--- start ---

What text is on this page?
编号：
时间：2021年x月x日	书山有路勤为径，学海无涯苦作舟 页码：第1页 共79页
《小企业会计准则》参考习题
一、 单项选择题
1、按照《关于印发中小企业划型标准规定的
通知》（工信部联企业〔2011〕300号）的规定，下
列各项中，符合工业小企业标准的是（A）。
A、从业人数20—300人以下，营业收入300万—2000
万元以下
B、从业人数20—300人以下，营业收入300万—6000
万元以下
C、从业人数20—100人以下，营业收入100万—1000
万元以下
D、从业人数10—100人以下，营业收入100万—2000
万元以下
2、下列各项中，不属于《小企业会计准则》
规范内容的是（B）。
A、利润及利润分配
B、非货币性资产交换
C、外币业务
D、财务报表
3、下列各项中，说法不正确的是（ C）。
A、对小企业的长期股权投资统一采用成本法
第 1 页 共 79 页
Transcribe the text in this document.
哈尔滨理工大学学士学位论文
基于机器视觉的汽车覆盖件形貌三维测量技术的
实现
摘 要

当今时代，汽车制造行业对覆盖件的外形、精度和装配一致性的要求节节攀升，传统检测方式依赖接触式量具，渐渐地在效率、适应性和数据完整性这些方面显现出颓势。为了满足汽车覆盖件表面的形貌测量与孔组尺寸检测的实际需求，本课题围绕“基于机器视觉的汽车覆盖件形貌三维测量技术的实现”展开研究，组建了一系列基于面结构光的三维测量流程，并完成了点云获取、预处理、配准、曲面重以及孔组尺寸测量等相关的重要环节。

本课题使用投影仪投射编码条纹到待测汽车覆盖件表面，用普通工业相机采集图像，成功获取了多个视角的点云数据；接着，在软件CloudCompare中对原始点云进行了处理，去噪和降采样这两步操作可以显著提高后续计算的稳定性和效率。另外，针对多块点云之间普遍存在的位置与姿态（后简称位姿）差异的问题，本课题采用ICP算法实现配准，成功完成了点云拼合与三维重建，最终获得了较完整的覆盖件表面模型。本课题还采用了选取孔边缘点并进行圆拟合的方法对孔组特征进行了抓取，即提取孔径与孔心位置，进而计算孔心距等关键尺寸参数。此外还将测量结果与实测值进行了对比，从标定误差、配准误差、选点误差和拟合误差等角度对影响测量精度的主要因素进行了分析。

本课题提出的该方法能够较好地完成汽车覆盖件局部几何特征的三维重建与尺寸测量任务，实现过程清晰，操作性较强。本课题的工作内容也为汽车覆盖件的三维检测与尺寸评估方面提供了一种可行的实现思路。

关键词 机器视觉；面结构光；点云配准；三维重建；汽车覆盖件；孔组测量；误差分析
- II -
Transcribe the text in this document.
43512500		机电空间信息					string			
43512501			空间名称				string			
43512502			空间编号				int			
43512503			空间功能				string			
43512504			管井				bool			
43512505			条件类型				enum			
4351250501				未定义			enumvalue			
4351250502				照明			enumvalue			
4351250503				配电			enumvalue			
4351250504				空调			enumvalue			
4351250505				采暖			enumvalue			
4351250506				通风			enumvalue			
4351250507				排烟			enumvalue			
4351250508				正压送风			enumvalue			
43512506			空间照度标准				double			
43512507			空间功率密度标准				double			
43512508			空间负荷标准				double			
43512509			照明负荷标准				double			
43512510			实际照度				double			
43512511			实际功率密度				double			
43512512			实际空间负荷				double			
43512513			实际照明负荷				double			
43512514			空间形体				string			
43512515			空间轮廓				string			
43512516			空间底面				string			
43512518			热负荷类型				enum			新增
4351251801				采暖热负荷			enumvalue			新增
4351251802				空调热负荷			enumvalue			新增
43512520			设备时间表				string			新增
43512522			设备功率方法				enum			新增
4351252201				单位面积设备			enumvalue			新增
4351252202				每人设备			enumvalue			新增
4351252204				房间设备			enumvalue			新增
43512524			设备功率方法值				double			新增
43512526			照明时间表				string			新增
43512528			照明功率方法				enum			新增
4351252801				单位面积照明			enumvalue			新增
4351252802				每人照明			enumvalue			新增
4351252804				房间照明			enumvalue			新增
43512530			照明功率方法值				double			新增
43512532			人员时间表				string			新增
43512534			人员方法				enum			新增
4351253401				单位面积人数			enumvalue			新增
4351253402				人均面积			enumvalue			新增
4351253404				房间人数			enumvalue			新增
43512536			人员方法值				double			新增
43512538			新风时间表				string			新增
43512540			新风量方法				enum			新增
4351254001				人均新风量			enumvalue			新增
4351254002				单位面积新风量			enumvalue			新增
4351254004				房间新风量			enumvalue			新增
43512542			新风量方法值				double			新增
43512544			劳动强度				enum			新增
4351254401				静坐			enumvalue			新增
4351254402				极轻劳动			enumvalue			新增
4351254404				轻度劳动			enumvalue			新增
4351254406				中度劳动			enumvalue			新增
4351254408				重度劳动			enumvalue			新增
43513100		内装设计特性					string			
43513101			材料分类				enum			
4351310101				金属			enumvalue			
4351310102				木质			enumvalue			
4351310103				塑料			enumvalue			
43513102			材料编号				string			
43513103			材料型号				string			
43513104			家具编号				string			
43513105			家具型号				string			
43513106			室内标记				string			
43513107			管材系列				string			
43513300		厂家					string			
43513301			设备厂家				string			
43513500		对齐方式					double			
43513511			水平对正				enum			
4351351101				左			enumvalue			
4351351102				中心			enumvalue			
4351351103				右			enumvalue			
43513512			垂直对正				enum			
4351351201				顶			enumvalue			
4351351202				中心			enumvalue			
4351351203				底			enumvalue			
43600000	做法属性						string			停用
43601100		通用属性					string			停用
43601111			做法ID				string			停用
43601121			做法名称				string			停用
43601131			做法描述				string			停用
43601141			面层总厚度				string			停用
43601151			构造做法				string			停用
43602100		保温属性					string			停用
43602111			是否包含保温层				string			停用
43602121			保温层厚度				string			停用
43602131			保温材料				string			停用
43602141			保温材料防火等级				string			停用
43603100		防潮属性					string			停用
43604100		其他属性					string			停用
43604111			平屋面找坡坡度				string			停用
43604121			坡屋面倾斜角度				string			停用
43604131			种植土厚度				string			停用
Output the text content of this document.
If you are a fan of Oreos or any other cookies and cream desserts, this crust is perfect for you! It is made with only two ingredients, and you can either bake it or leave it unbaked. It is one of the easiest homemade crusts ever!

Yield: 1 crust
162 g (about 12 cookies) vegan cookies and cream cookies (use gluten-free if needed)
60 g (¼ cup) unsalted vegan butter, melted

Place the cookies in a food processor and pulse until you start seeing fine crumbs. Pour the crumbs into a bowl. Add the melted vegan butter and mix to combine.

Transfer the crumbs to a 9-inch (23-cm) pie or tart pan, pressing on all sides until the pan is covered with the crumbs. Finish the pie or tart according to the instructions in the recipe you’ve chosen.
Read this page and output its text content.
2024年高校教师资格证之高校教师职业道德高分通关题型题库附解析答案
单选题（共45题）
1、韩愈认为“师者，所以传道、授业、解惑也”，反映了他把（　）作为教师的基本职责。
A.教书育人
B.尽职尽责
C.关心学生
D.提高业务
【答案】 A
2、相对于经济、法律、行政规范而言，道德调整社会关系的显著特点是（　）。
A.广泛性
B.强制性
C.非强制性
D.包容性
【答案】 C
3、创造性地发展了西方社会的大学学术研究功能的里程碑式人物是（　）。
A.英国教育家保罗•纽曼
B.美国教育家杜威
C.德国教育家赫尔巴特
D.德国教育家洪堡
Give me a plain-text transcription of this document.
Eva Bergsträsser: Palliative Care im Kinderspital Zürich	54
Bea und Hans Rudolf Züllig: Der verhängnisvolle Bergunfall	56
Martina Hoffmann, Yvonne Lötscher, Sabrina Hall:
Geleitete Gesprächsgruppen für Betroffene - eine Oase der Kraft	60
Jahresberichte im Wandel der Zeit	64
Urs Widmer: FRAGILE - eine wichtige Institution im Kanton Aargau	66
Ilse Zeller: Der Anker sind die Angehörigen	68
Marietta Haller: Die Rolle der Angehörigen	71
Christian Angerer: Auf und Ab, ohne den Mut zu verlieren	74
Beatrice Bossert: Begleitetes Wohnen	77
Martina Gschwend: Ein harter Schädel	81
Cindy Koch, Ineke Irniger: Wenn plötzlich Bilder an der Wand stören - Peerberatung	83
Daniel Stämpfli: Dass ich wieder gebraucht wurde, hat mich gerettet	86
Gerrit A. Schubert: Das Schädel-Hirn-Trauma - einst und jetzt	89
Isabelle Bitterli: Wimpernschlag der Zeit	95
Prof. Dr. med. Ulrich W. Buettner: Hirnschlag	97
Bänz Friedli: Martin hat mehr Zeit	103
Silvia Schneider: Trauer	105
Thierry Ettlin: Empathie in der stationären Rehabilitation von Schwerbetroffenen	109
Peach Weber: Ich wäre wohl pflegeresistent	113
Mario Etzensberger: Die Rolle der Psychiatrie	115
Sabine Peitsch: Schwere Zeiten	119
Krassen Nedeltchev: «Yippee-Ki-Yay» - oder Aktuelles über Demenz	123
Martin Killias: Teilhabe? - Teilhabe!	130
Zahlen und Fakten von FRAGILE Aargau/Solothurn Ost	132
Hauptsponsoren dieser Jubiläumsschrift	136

--- end ---

--- DESCRIPTION OF THE TASK ---
Pull out each line containing the word "butter" and copy it.

--- SOLUTION BELOW ---
60 g (¼ cup) unsalted vegan butter, melted
Place the cookies in a food processor and pulse until you start seeing fine crumbs. Pour the crumbs into a bowl. Add the melted vegan butter and mix to combine.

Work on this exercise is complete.